- **THE PROBLEM**: Give the material again in full, matching it exactly.

- **INFORMATION SUPPLIED**:
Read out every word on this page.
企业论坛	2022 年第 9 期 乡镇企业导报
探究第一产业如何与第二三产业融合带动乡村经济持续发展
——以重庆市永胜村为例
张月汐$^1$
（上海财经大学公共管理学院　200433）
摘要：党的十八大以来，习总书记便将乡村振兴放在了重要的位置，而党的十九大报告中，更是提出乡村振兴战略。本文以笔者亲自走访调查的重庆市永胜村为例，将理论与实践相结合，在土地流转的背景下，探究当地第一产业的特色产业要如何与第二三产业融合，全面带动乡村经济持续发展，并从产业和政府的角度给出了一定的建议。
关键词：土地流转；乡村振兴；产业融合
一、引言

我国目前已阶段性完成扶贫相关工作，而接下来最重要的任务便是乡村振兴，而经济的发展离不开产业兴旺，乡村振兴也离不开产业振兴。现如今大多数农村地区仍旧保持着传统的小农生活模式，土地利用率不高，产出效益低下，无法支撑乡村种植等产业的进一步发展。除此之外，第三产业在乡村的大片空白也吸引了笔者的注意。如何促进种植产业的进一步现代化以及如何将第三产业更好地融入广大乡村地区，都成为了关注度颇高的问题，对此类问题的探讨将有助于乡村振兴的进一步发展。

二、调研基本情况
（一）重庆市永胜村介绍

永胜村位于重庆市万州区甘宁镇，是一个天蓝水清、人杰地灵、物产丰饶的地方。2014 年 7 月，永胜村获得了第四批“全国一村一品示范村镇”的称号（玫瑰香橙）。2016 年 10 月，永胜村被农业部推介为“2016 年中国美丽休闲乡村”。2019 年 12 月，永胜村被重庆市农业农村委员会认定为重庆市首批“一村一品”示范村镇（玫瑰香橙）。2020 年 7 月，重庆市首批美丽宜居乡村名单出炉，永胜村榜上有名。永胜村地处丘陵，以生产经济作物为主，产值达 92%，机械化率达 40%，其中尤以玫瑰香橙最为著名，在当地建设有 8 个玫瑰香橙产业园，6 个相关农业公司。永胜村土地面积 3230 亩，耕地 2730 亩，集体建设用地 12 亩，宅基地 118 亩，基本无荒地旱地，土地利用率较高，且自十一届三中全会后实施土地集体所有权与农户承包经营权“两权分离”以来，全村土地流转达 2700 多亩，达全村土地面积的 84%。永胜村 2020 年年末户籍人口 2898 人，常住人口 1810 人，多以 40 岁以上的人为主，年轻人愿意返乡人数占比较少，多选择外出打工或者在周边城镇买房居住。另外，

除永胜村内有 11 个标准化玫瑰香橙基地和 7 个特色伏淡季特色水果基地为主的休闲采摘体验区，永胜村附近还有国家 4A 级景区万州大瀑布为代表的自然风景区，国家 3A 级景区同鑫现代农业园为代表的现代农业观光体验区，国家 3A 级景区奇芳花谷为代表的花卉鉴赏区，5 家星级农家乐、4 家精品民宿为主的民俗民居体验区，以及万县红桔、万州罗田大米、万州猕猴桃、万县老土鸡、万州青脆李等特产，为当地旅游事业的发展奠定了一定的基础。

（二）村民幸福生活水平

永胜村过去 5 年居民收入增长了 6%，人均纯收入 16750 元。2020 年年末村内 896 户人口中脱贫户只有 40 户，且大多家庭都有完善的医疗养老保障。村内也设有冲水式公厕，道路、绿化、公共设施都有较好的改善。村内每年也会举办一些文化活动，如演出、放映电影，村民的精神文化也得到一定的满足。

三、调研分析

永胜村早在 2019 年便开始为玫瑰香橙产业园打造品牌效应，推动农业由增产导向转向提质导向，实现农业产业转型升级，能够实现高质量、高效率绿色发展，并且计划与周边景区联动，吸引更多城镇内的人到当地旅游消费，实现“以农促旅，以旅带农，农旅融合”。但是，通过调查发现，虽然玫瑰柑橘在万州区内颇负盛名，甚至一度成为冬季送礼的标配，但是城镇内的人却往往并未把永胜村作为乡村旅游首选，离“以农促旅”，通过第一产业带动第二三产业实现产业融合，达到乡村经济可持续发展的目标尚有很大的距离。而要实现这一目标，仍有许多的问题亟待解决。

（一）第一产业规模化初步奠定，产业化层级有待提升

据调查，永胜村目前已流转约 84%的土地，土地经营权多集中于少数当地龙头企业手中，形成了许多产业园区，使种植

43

- **EXERCISE RESPONSE**:
Read out every word on this page.
企业论坛	2022 年第 9 期 乡镇企业导报
探究第一产业如何与第二三产业融合带动乡村经济持续发展
——以重庆市永胜村为例
张月汐$^1$
（上海财经大学公共管理学院　200433）
摘要：党的十八大以来，习总书记便将乡村振兴放在了重要的位置，而党的十九大报告中，更是提出乡村振兴战略。本文以笔者亲自走访调查的重庆市永胜村为例，将理论与实践相结合，在土地流转的背景下，探究当地第一产业的特色产业要如何与第二三产业融合，全面带动乡村经济持续发展，并从产业和政府的角度给出了一定的建议。
关键词：土地流转；乡村振兴；产业融合
一、引言

我国目前已阶段性完成扶贫相关工作，而接下来最重要的任务便是乡村振兴，而经济的发展离不开产业兴旺，乡村振兴也离不开产业振兴。现如今大多数农村地区仍旧保持着传统的小农生活模式，土地利用率不高，产出效益低下，无法支撑乡村种植等产业的进一步发展。除此之外，第三产业在乡村的大片空白也吸引了笔者的注意。如何促进种植产业的进一步现代化以及如何将第三产业更好地融入广大乡村地区，都成为了关注度颇高的问题，对此类问题的探讨将有助于乡村振兴的进一步发展。

二、调研基本情况
（一）重庆市永胜村介绍

永胜村位于重庆市万州区甘宁镇，是一个天蓝水清、人杰地灵、物产丰饶的地方。2014 年 7 月，永胜村获得了第四批“全国一村一品示范村镇”的称号（玫瑰香橙）。2016 年 10 月，永胜村被农业部推介为“2016 年中国美丽休闲乡村”。2019 年 12 月，永胜村被重庆市农业农村委员会认定为重庆市首批“一村一品”示范村镇（玫瑰香橙）。2020 年 7 月，重庆市首批美丽宜居乡村名单出炉，永胜村榜上有名。永胜村地处丘陵，以生产经济作物为主，产值达 92%，机械化率达 40%，其中尤以玫瑰香橙最为著名，在当地建设有 8 个玫瑰香橙产业园，6 个相关农业公司。永胜村土地面积 3230 亩，耕地 2730 亩，集体建设用地 12 亩，宅基地 118 亩，基本无荒地旱地，土地利用率较高，且自十一届三中全会后实施土地集体所有权与农户承包经营权“两权分离”以来，全村土地流转达 2700 多亩，达全村土地面积的 84%。永胜村 2020 年年末户籍人口 2898 人，常住人口 1810 人，多以 40 岁以上的人为主，年轻人愿意返乡人数占比较少，多选择外出打工或者在周边城镇买房居住。另外，

除永胜村内有 11 个标准化玫瑰香橙基地和 7 个特色伏淡季特色水果基地为主的休闲采摘体验区，永胜村附近还有国家 4A 级景区万州大瀑布为代表的自然风景区，国家 3A 级景区同鑫现代农业园为代表的现代农业观光体验区，国家 3A 级景区奇芳花谷为代表的花卉鉴赏区，5 家星级农家乐、4 家精品民宿为主的民俗民居体验区，以及万县红桔、万州罗田大米、万州猕猴桃、万县老土鸡、万州青脆李等特产，为当地旅游事业的发展奠定了一定的基础。

（二）村民幸福生活水平

永胜村过去 5 年居民收入增长了 6%，人均纯收入 16750 元。2020 年年末村内 896 户人口中脱贫户只有 40 户，且大多家庭都有完善的医疗养老保障。村内也设有冲水式公厕，道路、绿化、公共设施都有较好的改善。村内每年也会举办一些文化活动，如演出、放映电影，村民的精神文化也得到一定的满足。

三、调研分析

永胜村早在 2019 年便开始为玫瑰香橙产业园打造品牌效应，推动农业由增产导向转向提质导向，实现农业产业转型升级，能够实现高质量、高效率绿色发展，并且计划与周边景区联动，吸引更多城镇内的人到当地旅游消费，实现“以农促旅，以旅带农，农旅融合”。但是，通过调查发现，虽然玫瑰柑橘在万州区内颇负盛名，甚至一度成为冬季送礼的标配，但是城镇内的人却往往并未把永胜村作为乡村旅游首选，离“以农促旅”，通过第一产业带动第二三产业实现产业融合，达到乡村经济可持续发展的目标尚有很大的距离。而要实现这一目标，仍有许多的问题亟待解决。

（一）第一产业规模化初步奠定，产业化层级有待提升

据调查，永胜村目前已流转约 84%的土地，土地经营权多集中于少数当地龙头企业手中，形成了许多产业园区，使种植

43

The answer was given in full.